WORK TO DO
Check every line below for the word "this" and copy each one that has it.

***** EXERCISE INPUT

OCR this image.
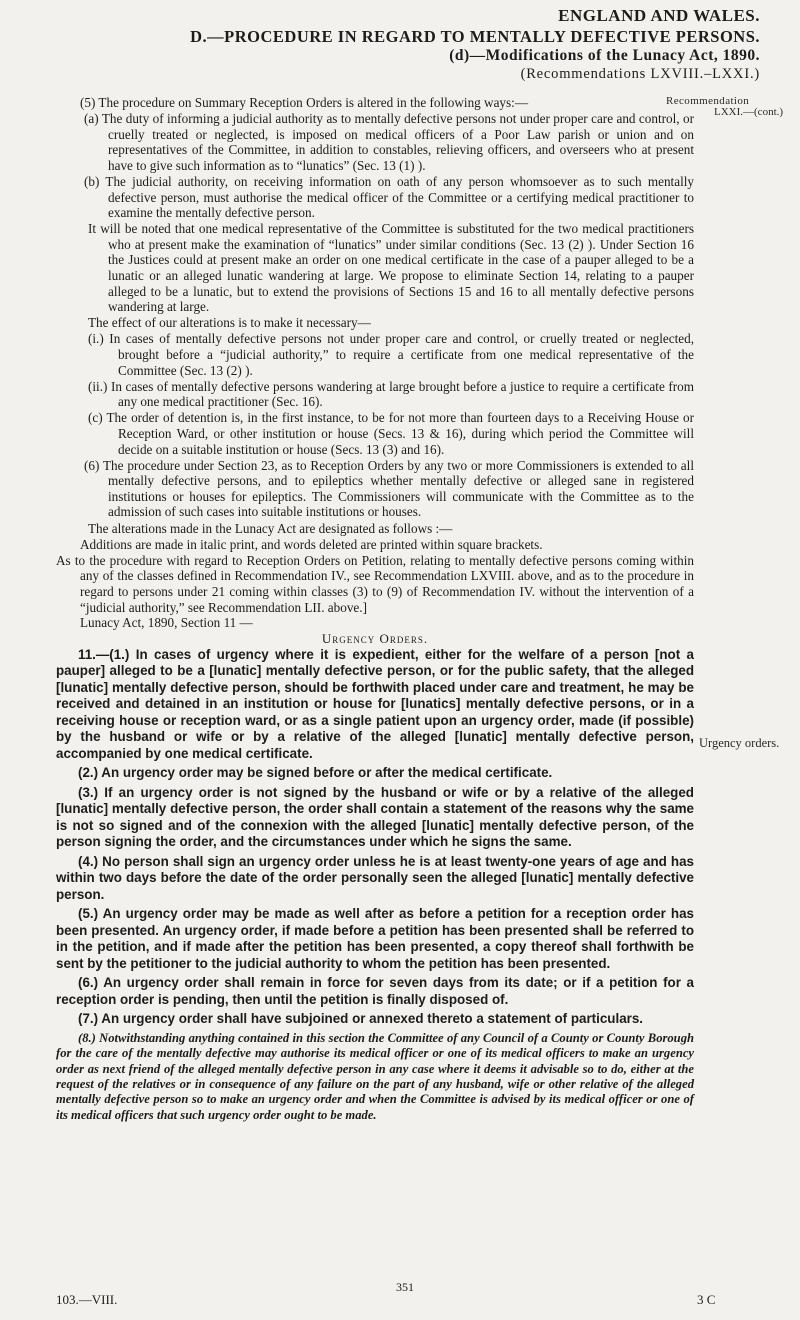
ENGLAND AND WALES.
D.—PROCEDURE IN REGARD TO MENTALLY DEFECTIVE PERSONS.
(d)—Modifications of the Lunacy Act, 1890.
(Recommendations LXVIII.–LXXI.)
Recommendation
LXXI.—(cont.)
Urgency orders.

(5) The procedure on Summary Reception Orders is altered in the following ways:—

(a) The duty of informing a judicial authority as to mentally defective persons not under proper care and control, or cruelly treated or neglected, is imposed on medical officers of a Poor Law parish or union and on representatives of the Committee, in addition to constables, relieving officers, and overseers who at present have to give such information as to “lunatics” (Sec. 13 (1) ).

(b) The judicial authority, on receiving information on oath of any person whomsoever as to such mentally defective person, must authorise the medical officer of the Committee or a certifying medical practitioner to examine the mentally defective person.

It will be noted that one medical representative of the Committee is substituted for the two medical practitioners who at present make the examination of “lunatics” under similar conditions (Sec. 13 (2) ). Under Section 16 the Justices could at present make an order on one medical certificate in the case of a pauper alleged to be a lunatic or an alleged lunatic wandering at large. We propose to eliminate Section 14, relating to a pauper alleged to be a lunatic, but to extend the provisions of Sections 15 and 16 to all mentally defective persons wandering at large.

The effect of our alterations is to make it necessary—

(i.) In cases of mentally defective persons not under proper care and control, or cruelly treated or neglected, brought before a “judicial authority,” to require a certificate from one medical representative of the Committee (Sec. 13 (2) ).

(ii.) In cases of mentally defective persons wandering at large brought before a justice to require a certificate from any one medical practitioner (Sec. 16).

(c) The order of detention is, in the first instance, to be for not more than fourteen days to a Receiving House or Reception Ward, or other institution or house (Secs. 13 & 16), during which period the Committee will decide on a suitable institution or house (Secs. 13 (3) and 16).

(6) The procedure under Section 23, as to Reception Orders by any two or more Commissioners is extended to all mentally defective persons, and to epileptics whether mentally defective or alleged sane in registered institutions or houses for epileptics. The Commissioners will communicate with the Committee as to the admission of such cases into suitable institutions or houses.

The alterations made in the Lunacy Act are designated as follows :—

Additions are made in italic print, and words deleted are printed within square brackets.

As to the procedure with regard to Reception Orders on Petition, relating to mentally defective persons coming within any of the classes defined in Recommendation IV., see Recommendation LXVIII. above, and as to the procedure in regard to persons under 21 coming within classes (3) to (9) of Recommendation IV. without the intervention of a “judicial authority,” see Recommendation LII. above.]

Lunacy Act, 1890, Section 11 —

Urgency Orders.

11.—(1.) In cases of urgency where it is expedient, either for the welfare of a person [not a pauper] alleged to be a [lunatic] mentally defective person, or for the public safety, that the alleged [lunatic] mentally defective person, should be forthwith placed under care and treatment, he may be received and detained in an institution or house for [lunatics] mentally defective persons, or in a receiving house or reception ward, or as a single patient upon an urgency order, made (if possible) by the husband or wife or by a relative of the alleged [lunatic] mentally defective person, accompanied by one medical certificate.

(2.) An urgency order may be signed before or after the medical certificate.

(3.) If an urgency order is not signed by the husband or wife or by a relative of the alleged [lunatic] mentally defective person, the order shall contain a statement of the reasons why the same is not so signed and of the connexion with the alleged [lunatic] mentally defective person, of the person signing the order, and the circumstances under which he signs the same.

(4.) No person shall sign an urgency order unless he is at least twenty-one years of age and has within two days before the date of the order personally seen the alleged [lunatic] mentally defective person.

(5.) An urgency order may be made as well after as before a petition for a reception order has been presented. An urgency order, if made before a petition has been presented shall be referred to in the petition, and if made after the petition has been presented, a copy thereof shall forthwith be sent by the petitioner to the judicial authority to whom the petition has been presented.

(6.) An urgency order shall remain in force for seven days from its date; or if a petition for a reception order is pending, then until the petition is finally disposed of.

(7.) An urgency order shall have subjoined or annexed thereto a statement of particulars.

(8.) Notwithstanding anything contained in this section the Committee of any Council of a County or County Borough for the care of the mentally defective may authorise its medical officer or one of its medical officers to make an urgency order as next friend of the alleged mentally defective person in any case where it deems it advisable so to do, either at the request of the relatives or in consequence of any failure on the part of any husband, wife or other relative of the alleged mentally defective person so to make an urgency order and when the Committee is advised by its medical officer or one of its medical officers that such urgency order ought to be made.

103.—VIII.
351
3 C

**********
***** EXERCISE INPUT

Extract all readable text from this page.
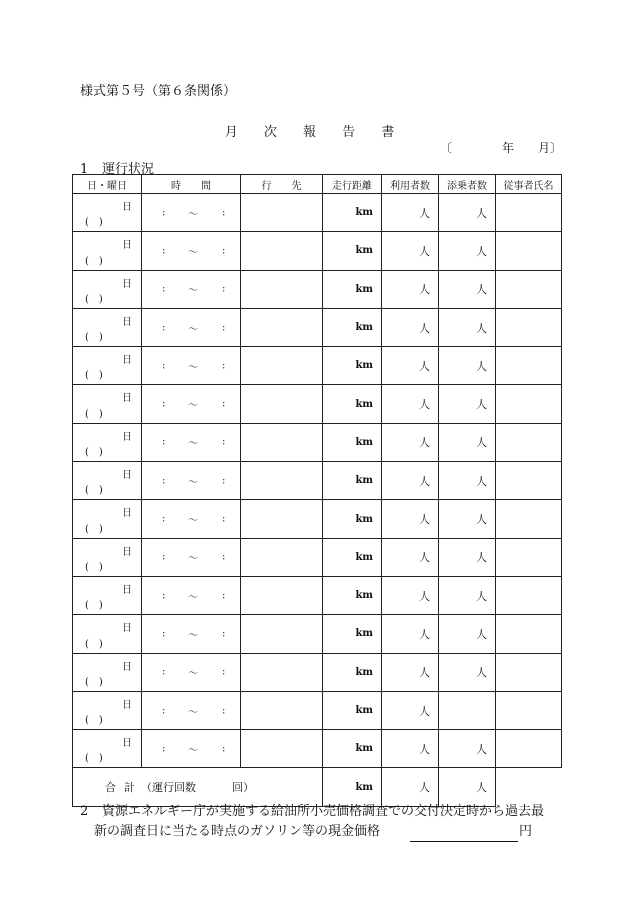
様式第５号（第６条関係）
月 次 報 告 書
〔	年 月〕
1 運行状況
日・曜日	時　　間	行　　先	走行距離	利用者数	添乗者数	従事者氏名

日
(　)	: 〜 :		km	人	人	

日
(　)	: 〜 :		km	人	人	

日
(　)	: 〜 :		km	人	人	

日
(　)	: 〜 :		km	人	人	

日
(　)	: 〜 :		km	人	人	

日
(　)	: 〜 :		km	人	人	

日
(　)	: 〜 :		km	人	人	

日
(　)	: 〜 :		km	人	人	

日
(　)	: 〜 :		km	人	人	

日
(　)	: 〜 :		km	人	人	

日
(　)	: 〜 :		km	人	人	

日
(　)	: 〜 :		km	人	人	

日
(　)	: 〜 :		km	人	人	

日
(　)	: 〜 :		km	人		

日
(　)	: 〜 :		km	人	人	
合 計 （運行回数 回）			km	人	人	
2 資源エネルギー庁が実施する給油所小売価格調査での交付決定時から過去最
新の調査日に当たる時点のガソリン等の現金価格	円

**********

REPLY TO THE EXERCISE
OCR this image.
(8.) Notwithstanding anything contained in this section the Committee of any Council of a County or County Borough for the care of the mentally defective may authorise its medical officer or one of its medical officers to make an urgency order as next friend of the alleged mentally defective person in any case where it deems it advisable so to do, either at the request of the relatives or in consequence of any failure on the part of any husband, wife or other relative of the alleged mentally defective person so to make an urgency order and when the Committee is advised by its medical officer or one of its medical officers that such urgency order ought to be made.
Extract all readable text from this page.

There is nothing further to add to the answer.